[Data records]
-*-

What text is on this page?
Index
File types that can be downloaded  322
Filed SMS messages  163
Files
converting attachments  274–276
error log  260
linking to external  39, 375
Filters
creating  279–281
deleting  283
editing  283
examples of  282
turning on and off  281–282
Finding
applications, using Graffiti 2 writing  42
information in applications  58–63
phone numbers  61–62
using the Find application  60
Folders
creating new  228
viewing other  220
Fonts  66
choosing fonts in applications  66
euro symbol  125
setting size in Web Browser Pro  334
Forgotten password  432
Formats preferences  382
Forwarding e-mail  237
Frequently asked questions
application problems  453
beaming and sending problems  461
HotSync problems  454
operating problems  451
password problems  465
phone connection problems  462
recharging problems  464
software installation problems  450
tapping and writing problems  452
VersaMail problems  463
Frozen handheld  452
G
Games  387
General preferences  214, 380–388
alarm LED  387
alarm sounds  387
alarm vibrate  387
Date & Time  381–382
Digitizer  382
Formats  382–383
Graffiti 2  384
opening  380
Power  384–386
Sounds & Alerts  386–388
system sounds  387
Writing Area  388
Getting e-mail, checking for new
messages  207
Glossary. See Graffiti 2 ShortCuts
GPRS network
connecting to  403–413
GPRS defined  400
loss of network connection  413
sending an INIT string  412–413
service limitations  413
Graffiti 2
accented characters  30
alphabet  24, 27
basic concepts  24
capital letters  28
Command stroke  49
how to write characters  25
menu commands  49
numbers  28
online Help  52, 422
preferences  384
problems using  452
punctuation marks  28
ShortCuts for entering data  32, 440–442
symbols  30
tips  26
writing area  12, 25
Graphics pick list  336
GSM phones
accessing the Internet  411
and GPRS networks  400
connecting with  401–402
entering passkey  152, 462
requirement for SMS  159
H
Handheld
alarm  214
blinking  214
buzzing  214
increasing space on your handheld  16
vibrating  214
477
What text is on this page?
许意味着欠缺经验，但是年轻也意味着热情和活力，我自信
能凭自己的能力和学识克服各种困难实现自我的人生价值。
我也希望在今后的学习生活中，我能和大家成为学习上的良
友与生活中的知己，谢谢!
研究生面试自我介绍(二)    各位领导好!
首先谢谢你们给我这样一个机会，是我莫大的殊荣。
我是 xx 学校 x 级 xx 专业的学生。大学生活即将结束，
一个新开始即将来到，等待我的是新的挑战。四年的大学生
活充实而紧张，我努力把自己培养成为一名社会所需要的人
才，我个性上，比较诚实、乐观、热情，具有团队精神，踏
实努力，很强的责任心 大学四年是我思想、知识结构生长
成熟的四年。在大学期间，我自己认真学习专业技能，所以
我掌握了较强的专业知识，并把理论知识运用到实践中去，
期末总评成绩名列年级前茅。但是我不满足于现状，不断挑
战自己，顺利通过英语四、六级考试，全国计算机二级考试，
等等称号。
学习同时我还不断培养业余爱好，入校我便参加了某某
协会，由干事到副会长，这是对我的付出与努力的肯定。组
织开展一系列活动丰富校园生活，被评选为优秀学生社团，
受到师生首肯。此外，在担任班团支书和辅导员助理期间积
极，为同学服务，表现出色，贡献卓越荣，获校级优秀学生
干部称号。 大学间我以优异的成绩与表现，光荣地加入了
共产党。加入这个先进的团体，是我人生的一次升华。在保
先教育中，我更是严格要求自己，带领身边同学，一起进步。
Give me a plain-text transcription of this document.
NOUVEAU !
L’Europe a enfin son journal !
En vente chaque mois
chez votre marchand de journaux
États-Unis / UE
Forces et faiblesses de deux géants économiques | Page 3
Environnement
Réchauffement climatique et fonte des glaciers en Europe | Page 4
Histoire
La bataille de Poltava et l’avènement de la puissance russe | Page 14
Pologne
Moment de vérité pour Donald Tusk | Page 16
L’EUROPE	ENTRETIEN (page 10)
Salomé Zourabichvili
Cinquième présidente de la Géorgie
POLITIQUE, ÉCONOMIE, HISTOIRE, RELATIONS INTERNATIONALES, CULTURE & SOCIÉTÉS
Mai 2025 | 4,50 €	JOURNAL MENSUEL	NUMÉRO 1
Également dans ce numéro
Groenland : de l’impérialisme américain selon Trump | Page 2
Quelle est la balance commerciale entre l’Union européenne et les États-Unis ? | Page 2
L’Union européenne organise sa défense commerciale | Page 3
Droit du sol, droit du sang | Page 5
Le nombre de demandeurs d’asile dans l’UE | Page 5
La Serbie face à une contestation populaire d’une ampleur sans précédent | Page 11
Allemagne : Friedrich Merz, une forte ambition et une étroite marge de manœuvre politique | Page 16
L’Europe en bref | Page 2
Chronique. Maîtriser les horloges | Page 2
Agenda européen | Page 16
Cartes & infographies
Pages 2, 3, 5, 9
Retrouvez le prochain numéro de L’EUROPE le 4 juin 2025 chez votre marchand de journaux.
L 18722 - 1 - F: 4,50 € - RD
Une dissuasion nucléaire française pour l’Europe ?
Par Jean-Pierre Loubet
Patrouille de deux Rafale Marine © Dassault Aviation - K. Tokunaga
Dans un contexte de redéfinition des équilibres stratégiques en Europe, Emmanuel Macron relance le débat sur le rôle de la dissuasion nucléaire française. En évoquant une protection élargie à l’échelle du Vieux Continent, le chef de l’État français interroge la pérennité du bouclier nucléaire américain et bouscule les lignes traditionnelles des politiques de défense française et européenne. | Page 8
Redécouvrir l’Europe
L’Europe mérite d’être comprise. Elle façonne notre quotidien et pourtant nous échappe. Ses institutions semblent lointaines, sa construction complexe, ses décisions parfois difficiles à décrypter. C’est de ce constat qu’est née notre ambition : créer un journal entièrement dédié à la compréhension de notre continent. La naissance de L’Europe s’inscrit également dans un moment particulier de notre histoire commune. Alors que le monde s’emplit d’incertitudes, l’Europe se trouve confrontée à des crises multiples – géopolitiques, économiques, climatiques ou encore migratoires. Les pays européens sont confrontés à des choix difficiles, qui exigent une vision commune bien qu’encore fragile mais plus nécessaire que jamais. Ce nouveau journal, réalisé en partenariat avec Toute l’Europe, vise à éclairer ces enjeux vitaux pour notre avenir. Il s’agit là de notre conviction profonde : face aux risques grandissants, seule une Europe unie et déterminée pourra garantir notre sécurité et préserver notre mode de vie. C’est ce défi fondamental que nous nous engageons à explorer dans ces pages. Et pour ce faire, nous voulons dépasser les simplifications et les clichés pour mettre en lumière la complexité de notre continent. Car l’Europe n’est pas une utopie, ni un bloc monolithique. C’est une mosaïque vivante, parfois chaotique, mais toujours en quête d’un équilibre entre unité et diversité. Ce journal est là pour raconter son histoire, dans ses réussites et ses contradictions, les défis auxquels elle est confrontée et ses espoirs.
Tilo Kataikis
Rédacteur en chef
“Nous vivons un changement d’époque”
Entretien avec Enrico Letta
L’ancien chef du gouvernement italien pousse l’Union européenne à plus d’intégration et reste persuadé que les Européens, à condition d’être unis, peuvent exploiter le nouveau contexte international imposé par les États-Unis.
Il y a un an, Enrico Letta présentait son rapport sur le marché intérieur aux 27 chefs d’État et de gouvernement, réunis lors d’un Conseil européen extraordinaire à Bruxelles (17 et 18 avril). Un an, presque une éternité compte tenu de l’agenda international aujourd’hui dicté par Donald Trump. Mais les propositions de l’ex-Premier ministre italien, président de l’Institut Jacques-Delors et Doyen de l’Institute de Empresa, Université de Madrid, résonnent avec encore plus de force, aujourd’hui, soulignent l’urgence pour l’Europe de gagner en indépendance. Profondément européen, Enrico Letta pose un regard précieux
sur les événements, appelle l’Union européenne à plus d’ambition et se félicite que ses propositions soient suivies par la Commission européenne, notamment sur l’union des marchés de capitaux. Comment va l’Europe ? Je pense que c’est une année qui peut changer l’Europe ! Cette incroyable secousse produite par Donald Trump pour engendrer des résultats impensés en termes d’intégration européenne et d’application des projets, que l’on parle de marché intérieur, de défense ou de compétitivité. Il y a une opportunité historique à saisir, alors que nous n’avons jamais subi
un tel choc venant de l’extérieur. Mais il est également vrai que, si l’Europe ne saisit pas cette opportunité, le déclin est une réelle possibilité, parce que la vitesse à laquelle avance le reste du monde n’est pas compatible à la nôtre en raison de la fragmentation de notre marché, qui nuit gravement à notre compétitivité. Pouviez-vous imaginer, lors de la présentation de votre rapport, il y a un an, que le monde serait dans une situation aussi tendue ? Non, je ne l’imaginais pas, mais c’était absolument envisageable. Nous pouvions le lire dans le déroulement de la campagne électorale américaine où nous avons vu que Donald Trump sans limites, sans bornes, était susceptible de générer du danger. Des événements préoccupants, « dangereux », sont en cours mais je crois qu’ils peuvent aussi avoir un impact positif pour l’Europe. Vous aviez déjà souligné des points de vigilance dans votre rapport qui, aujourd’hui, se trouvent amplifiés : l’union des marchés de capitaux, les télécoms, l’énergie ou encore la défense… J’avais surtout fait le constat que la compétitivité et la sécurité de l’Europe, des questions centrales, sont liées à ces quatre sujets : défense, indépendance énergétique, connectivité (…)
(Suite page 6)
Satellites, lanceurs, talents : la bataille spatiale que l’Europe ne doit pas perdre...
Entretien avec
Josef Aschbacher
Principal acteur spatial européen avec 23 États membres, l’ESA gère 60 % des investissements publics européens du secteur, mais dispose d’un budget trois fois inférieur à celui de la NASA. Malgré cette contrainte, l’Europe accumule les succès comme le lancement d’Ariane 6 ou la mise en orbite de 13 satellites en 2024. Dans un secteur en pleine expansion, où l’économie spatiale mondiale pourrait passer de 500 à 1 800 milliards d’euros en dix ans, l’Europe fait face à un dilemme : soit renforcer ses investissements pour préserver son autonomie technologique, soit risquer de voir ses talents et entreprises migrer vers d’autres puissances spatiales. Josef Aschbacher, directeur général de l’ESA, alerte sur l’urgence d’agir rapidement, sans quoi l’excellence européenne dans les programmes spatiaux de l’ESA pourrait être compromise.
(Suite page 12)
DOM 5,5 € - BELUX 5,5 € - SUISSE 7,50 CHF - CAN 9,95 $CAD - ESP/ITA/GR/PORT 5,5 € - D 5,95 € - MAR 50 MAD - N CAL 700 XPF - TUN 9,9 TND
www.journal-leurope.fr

-*-

* [GIVEN INSTRUCTION] The lines above form a set of records; determine how many of them contain the string "Formats" and give that number alone.

* [WRITTEN SOLUTION] 2